REQUIRED TASK
Each record below should be repeated precisely as written.

RECORDS TO PROCESS

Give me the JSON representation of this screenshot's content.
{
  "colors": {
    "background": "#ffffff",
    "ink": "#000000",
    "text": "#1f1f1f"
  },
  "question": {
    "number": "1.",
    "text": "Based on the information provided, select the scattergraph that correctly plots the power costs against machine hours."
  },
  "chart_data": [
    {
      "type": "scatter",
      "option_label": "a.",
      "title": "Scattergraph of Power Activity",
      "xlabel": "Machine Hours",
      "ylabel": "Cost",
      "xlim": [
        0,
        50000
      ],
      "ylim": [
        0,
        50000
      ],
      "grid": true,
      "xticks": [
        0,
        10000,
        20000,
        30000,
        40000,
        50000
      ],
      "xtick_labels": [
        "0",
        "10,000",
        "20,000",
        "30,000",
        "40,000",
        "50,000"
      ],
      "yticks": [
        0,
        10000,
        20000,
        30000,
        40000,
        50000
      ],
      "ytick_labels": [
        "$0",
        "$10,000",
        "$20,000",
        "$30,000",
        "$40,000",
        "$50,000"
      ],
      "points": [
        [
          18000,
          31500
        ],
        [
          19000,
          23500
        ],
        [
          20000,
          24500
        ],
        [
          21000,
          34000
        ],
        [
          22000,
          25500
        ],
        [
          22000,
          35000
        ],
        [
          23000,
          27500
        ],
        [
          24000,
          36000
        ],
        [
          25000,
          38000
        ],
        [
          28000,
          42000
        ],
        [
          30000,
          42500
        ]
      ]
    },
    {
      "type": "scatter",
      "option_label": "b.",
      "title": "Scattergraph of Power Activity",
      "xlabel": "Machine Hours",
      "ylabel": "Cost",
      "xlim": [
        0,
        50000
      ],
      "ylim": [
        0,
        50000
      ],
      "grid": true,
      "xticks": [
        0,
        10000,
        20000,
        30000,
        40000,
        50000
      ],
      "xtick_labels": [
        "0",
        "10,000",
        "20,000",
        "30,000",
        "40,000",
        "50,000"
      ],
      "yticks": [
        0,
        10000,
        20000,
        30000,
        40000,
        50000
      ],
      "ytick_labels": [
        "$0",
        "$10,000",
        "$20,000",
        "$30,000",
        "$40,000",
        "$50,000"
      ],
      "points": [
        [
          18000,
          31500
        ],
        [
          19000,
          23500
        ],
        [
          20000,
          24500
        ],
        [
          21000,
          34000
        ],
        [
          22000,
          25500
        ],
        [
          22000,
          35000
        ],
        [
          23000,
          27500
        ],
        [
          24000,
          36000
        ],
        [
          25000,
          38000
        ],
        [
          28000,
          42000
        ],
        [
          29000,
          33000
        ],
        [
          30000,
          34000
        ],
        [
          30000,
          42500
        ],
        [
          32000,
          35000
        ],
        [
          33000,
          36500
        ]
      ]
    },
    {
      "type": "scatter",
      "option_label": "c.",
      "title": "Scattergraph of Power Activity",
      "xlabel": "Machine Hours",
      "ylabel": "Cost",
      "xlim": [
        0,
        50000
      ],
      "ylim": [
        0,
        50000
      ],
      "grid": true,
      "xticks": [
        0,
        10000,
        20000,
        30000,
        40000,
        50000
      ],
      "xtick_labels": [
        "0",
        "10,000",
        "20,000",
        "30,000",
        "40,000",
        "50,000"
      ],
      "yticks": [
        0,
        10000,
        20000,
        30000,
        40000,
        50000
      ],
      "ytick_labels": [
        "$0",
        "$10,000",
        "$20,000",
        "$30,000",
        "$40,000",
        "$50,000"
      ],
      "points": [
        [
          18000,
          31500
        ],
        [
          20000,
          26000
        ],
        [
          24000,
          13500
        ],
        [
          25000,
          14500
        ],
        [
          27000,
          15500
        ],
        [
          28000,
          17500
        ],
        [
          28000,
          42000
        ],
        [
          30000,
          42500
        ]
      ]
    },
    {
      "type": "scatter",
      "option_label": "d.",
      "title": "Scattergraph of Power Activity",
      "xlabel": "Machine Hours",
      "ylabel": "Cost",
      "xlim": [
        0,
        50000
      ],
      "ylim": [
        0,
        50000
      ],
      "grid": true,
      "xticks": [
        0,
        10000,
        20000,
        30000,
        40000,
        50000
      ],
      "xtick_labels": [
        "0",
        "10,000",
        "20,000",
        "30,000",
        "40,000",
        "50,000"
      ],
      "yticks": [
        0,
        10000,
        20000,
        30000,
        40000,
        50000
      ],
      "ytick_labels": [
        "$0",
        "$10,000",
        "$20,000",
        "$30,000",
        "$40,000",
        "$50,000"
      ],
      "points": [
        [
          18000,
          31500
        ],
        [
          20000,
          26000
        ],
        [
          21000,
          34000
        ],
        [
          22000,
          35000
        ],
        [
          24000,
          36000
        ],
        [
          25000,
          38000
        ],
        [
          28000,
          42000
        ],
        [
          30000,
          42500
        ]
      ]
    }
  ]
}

THE OUTPUT
Give me the JSON representation of this screenshot's content.
{
  "colors": {
    "background": "#ffffff",
    "ink": "#000000",
    "text": "#1f1f1f"
  },
  "question": {
    "number": "1.",
    "text": "Based on the information provided, select the scattergraph that correctly plots the power costs against machine hours."
  },
  "chart_data": [
    {
      "type": "scatter",
      "option_label": "a.",
      "title": "Scattergraph of Power Activity",
      "xlabel": "Machine Hours",
      "ylabel": "Cost",
      "xlim": [
        0,
        50000
      ],
      "ylim": [
        0,
        50000
      ],
      "grid": true,
      "xticks": [
        0,
        10000,
        20000,
        30000,
        40000,
        50000
      ],
      "xtick_labels": [
        "0",
        "10,000",
        "20,000",
        "30,000",
        "40,000",
        "50,000"
      ],
      "yticks": [
        0,
        10000,
        20000,
        30000,
        40000,
        50000
      ],
      "ytick_labels": [
        "$0",
        "$10,000",
        "$20,000",
        "$30,000",
        "$40,000",
        "$50,000"
      ],
      "points": [
        [
          18000,
          31500
        ],
        [
          19000,
          23500
        ],
        [
          20000,
          24500
        ],
        [
          21000,
          34000
        ],
        [
          22000,
          25500
        ],
        [
          22000,
          35000
        ],
        [
          23000,
          27500
        ],
        [
          24000,
          36000
        ],
        [
          25000,
          38000
        ],
        [
          28000,
          42000
        ],
        [
          30000,
          42500
        ]
      ]
    },
    {
      "type": "scatter",
      "option_label": "b.",
      "title": "Scattergraph of Power Activity",
      "xlabel": "Machine Hours",
      "ylabel": "Cost",
      "xlim": [
        0,
        50000
      ],
      "ylim": [
        0,
        50000
      ],
      "grid": true,
      "xticks": [
        0,
        10000,
        20000,
        30000,
        40000,
        50000
      ],
      "xtick_labels": [
        "0",
        "10,000",
        "20,000",
        "30,000",
        "40,000",
        "50,000"
      ],
      "yticks": [
        0,
        10000,
        20000,
        30000,
        40000,
        50000
      ],
      "ytick_labels": [
        "$0",
        "$10,000",
        "$20,000",
        "$30,000",
        "$40,000",
        "$50,000"
      ],
      "points": [
        [
          18000,
          31500
        ],
        [
          19000,
          23500
        ],
        [
          20000,
          24500
        ],
        [
          21000,
          34000
        ],
        [
          22000,
          25500
        ],
        [
          22000,
          35000
        ],
        [
          23000,
          27500
        ],
        [
          24000,
          36000
        ],
        [
          25000,
          38000
        ],
        [
          28000,
          42000
        ],
        [
          29000,
          33000
        ],
        [
          30000,
          34000
        ],
        [
          30000,
          42500
        ],
        [
          32000,
          35000
        ],
        [
          33000,
          36500
        ]
      ]
    },
    {
      "type": "scatter",
      "option_label": "c.",
      "title": "Scattergraph of Power Activity",
      "xlabel": "Machine Hours",
      "ylabel": "Cost",
      "xlim": [
        0,
        50000
      ],
      "ylim": [
        0,
        50000
      ],
      "grid": true,
      "xticks": [
        0,
        10000,
        20000,
        30000,
        40000,
        50000
      ],
      "xtick_labels": [
        "0",
        "10,000",
        "20,000",
        "30,000",
        "40,000",
        "50,000"
      ],
      "yticks": [
        0,
        10000,
        20000,
        30000,
        40000,
        50000
      ],
      "ytick_labels": [
        "$0",
        "$10,000",
        "$20,000",
        "$30,000",
        "$40,000",
        "$50,000"
      ],
      "points": [
        [
          18000,
          31500
        ],
        [
          20000,
          26000
        ],
        [
          24000,
          13500
        ],
        [
          25000,
          14500
        ],
        [
          27000,
          15500
        ],
        [
          28000,
          17500
        ],
        [
          28000,
          42000
        ],
        [
          30000,
          42500
        ]
      ]
    },
    {
      "type": "scatter",
      "option_label": "d.",
      "title": "Scattergraph of Power Activity",
      "xlabel": "Machine Hours",
      "ylabel": "Cost",
      "xlim": [
        0,
        50000
      ],
      "ylim": [
        0,
        50000
      ],
      "grid": true,
      "xticks": [
        0,
        10000,
        20000,
        30000,
        40000,
        50000
      ],
      "xtick_labels": [
        "0",
        "10,000",
        "20,000",
        "30,000",
        "40,000",
        "50,000"
      ],
      "yticks": [
        0,
        10000,
        20000,
        30000,
        40000,
        50000
      ],
      "ytick_labels": [
        "$0",
        "$10,000",
        "$20,000",
        "$30,000",
        "$40,000",
        "$50,000"
      ],
      "points": [
        [
          18000,
          31500
        ],
        [
          20000,
          26000
        ],
        [
          21000,
          34000
        ],
        [
          22000,
          35000
        ],
        [
          24000,
          36000
        ],
        [
          25000,
          38000
        ],
        [
          28000,
          42000
        ],
        [
          30000,
          42500
        ]
      ]
    }
  ]
}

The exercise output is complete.